(Records from a dataset)

-=-=-

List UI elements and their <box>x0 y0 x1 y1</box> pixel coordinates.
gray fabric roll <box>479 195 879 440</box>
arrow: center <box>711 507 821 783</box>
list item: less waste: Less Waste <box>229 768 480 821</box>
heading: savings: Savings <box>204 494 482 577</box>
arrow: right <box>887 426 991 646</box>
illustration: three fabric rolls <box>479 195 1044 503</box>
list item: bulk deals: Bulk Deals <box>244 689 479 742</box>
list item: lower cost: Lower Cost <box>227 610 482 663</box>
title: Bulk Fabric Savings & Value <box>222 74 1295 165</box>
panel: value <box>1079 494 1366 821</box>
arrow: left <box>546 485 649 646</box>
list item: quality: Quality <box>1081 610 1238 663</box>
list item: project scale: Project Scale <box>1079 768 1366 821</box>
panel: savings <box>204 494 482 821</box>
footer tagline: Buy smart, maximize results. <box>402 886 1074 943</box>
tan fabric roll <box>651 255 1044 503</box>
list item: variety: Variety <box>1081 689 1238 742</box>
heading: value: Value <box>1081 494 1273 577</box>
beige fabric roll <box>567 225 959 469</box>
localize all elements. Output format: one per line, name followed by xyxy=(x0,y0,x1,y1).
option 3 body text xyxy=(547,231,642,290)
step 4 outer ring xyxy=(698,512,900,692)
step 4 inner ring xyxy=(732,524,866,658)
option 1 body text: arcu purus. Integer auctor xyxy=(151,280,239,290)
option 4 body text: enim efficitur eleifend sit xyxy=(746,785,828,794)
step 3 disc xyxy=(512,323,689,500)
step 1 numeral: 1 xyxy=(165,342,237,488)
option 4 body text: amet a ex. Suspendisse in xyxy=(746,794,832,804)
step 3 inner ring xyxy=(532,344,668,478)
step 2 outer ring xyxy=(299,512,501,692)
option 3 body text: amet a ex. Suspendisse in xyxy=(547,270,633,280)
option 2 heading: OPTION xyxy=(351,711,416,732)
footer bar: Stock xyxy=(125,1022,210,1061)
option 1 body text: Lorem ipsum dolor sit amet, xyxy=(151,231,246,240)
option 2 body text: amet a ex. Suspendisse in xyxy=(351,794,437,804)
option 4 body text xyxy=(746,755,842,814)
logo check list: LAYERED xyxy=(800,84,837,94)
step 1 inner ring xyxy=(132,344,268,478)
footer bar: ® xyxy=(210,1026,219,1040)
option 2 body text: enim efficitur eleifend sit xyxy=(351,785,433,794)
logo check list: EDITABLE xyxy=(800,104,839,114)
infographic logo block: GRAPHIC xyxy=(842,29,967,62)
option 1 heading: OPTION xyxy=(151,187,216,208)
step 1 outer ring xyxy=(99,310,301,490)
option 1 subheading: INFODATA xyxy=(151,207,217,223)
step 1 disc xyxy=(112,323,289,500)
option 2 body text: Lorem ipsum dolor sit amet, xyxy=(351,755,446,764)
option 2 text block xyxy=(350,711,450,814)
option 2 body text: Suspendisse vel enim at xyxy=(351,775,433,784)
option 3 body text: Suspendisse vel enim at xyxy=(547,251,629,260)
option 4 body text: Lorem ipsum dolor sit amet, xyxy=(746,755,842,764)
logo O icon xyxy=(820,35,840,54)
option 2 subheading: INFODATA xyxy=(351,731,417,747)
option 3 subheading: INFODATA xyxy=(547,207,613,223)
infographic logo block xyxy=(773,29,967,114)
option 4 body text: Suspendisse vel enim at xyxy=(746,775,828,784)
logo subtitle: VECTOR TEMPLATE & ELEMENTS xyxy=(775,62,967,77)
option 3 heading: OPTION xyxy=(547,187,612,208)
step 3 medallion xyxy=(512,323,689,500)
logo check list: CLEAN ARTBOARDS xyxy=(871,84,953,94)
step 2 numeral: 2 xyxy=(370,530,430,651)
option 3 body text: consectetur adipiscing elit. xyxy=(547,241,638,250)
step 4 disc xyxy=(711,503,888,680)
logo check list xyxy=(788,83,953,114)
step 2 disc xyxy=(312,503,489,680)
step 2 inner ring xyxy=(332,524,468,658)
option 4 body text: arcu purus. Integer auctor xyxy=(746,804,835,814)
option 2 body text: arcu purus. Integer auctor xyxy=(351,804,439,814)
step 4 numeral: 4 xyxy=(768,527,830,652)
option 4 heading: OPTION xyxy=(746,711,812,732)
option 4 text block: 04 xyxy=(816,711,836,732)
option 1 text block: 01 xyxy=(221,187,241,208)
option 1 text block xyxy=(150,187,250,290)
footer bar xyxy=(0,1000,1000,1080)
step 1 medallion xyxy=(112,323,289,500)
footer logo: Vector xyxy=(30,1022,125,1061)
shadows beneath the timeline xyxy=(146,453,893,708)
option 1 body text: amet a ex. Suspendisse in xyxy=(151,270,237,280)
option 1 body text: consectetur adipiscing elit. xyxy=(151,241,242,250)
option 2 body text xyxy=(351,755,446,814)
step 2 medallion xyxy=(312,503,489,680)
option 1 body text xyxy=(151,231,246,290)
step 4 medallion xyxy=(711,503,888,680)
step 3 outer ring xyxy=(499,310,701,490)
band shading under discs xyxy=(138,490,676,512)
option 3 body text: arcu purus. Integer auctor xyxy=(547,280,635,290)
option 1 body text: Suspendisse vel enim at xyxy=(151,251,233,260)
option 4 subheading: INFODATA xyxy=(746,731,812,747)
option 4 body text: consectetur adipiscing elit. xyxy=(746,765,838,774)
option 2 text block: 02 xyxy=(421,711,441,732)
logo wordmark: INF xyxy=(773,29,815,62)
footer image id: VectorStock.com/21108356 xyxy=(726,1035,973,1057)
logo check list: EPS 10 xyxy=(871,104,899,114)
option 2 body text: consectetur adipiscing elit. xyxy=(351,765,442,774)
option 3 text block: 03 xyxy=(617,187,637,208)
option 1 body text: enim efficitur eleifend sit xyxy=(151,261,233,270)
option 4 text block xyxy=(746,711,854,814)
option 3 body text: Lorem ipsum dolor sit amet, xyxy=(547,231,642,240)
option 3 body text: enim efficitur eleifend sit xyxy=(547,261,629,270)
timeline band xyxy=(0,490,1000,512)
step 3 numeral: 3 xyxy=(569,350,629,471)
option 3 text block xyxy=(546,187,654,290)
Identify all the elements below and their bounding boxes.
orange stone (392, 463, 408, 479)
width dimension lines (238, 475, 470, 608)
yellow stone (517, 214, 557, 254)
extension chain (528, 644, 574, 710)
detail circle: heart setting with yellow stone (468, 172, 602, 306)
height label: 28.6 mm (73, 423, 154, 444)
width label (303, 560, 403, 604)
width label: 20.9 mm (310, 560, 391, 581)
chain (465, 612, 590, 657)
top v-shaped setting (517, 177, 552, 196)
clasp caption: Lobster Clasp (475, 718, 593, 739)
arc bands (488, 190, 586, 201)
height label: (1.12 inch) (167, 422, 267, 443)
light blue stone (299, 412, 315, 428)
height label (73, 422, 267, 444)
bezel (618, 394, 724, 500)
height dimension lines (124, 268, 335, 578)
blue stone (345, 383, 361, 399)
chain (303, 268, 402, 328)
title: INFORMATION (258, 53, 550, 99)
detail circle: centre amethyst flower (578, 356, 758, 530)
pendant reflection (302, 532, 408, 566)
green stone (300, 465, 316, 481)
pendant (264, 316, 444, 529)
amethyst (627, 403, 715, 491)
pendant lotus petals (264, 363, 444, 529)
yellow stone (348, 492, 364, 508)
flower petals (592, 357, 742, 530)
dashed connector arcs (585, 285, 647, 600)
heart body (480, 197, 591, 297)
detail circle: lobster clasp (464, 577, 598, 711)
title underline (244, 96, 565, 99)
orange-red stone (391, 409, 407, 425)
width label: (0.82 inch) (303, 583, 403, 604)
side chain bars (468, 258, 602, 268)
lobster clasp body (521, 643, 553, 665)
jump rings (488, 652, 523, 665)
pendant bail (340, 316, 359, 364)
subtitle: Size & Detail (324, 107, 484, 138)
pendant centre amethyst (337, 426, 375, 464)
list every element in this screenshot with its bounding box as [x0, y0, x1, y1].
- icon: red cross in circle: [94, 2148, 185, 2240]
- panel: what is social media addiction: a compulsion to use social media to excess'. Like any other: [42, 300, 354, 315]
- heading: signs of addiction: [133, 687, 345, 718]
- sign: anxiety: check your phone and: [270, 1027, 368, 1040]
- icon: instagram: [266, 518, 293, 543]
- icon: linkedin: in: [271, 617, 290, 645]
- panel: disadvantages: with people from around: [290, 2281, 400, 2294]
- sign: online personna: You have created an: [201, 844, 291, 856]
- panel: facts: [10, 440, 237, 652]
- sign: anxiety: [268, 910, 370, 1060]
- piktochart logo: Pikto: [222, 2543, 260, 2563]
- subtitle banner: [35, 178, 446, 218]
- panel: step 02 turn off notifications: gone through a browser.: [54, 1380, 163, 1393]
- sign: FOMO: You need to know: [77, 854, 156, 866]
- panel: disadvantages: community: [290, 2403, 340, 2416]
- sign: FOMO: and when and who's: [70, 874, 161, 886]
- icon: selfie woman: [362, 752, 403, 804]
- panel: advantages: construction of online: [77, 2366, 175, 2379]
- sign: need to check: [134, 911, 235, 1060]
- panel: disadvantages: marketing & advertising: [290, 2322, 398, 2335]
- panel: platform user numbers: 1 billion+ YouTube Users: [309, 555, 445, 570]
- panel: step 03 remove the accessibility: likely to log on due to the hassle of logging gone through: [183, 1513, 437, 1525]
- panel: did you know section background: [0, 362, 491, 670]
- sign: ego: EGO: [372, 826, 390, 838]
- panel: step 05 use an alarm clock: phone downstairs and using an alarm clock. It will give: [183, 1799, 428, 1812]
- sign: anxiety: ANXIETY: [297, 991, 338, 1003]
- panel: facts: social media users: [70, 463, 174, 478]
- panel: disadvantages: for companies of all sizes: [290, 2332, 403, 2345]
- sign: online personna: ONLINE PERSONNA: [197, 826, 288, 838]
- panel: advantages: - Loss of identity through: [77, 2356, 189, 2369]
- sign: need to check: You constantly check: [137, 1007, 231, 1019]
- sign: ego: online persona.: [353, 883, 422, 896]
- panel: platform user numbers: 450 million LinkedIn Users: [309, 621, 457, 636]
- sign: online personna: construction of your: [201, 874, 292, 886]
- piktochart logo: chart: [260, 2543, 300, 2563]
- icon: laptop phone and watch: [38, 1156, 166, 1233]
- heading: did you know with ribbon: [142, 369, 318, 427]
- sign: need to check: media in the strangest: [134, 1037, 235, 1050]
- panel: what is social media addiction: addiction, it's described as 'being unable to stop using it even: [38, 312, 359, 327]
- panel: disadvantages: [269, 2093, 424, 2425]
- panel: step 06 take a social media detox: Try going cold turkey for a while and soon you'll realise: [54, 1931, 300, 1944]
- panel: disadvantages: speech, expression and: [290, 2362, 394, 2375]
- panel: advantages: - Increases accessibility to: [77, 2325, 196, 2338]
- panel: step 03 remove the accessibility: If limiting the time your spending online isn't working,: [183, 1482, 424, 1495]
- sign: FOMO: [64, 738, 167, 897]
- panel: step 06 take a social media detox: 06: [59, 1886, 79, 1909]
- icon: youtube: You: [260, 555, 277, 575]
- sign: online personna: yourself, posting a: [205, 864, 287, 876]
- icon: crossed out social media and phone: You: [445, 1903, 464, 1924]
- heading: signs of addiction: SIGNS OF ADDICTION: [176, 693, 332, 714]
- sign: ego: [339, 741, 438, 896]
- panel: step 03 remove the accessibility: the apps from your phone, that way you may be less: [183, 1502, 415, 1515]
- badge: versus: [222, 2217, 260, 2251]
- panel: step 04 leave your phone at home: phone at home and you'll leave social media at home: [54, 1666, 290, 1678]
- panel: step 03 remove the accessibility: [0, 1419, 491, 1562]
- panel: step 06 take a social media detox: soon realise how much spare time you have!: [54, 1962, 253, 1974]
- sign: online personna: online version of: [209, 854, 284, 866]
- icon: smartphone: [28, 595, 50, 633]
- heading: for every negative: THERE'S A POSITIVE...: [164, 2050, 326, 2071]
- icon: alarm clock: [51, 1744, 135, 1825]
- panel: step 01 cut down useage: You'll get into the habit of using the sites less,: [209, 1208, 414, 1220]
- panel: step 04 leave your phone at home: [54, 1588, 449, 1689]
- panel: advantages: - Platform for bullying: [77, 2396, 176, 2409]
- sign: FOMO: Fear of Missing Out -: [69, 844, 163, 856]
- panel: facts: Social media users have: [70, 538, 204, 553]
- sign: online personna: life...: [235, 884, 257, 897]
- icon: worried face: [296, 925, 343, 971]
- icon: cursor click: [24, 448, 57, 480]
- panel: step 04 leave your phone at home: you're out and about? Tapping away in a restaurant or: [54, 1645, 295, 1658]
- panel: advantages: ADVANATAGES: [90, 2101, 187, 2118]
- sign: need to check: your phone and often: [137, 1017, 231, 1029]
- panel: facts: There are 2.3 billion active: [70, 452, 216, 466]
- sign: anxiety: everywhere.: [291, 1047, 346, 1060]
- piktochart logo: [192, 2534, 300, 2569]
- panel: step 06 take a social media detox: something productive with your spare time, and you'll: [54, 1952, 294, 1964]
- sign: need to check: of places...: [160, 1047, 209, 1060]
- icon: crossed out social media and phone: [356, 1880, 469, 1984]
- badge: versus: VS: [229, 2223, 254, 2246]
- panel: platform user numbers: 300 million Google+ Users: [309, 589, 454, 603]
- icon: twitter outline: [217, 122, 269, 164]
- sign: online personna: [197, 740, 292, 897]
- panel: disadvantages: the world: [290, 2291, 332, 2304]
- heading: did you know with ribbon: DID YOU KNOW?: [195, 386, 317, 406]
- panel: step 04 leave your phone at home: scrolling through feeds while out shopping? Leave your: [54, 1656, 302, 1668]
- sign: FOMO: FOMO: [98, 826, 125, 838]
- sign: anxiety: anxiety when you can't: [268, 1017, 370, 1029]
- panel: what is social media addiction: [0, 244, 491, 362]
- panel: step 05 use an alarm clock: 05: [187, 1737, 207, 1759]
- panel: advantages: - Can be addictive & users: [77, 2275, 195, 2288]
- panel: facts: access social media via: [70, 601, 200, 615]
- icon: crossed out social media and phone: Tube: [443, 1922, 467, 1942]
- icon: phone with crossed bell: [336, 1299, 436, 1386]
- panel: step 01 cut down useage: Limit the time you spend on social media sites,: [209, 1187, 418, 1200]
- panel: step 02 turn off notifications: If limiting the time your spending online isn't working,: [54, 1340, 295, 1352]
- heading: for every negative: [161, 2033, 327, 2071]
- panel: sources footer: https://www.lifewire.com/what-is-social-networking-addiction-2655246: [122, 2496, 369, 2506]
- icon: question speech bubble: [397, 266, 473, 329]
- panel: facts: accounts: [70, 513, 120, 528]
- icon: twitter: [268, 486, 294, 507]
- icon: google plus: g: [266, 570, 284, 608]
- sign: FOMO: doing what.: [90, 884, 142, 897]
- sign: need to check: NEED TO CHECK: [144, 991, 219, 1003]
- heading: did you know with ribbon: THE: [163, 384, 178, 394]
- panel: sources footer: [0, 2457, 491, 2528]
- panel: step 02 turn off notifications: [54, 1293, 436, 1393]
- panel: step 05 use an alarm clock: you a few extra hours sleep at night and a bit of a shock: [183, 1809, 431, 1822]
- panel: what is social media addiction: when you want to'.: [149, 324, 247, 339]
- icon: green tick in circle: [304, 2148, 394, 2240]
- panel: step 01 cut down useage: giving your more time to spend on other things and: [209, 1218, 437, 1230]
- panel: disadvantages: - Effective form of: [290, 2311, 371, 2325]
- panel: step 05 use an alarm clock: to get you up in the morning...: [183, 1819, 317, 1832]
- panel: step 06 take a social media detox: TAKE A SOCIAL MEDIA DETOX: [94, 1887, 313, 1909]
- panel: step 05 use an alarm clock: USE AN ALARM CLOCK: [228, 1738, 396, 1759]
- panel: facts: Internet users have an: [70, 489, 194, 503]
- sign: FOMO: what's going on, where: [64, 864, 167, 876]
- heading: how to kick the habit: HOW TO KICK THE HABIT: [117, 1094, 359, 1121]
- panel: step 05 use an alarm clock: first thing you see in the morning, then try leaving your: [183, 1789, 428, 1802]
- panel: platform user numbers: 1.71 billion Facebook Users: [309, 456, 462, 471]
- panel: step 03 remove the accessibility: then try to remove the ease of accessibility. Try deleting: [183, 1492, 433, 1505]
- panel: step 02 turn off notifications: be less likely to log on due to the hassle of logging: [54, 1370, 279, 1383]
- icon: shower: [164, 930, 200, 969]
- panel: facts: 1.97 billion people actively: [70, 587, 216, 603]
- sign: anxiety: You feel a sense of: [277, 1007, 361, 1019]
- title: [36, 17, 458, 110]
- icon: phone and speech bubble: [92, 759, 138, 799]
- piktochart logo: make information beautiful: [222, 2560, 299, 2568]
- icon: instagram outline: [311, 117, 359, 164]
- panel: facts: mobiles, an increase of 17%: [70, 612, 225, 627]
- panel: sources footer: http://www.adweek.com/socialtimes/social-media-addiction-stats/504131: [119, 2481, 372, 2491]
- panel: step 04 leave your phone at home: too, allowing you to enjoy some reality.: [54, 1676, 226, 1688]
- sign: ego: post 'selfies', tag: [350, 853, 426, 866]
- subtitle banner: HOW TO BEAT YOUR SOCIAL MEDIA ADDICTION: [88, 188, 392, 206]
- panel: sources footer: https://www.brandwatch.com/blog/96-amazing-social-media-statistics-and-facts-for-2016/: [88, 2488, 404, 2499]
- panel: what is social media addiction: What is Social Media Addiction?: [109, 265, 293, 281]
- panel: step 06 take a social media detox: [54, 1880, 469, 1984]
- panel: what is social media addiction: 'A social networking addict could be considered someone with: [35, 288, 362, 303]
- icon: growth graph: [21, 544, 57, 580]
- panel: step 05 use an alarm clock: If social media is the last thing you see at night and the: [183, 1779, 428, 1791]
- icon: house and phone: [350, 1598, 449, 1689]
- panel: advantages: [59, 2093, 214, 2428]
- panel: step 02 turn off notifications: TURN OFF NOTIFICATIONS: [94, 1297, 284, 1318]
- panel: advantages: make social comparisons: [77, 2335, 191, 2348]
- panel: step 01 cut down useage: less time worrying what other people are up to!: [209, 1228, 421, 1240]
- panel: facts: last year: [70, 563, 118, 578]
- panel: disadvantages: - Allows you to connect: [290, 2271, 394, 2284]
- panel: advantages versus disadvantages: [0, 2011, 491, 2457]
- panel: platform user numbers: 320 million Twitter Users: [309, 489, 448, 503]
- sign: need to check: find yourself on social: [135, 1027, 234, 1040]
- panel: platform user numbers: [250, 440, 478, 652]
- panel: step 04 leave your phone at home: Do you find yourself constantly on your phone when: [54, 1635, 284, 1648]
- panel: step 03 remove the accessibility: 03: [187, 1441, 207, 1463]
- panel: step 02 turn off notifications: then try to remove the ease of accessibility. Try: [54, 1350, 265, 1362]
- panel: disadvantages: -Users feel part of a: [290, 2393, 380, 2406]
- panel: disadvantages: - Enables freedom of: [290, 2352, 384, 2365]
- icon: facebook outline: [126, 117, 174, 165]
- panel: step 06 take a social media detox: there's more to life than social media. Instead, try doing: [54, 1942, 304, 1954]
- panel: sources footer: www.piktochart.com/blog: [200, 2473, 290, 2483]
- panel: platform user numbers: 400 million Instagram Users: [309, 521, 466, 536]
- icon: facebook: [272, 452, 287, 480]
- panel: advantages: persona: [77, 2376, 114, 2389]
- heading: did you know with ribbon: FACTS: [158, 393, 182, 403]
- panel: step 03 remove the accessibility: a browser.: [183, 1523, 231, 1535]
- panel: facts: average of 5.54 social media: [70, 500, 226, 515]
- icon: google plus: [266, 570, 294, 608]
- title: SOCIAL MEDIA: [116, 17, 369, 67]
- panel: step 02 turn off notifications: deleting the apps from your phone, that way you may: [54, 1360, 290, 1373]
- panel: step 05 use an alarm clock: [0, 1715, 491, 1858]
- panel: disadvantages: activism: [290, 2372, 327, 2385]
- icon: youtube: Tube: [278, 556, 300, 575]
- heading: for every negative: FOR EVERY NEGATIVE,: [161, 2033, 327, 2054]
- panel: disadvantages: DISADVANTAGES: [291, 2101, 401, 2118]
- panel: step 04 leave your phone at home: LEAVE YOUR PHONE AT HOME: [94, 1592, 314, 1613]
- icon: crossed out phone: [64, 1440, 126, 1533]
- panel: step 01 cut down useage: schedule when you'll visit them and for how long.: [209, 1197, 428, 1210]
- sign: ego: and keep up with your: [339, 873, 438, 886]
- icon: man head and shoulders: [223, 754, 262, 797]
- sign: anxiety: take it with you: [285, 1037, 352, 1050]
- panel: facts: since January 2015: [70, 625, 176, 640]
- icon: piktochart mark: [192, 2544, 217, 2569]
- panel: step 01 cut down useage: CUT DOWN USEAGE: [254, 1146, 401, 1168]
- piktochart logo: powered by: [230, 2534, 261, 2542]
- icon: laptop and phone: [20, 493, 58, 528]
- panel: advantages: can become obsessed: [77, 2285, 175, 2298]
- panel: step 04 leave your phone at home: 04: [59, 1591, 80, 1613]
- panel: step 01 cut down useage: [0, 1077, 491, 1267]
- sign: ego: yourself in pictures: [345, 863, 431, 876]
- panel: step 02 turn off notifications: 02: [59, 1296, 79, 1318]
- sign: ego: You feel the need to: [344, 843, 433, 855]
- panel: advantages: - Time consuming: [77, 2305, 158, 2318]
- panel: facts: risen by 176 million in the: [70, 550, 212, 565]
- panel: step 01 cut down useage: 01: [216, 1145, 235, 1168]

-=-=-

### Goal of the exercise:
Rewrite the lines from the start of the material through the line containing "list item: less", inclusive, with "charcoal" in place of "gray" and nothing else changed.

### Output:
List UI elements and their <box>x0 y0 x1 y1</box> pixel coordinates.
charcoal fabric roll <box>479 195 879 440</box>
arrow: center <box>711 507 821 783</box>
list item: less waste: Less Waste <box>229 768 480 821</box>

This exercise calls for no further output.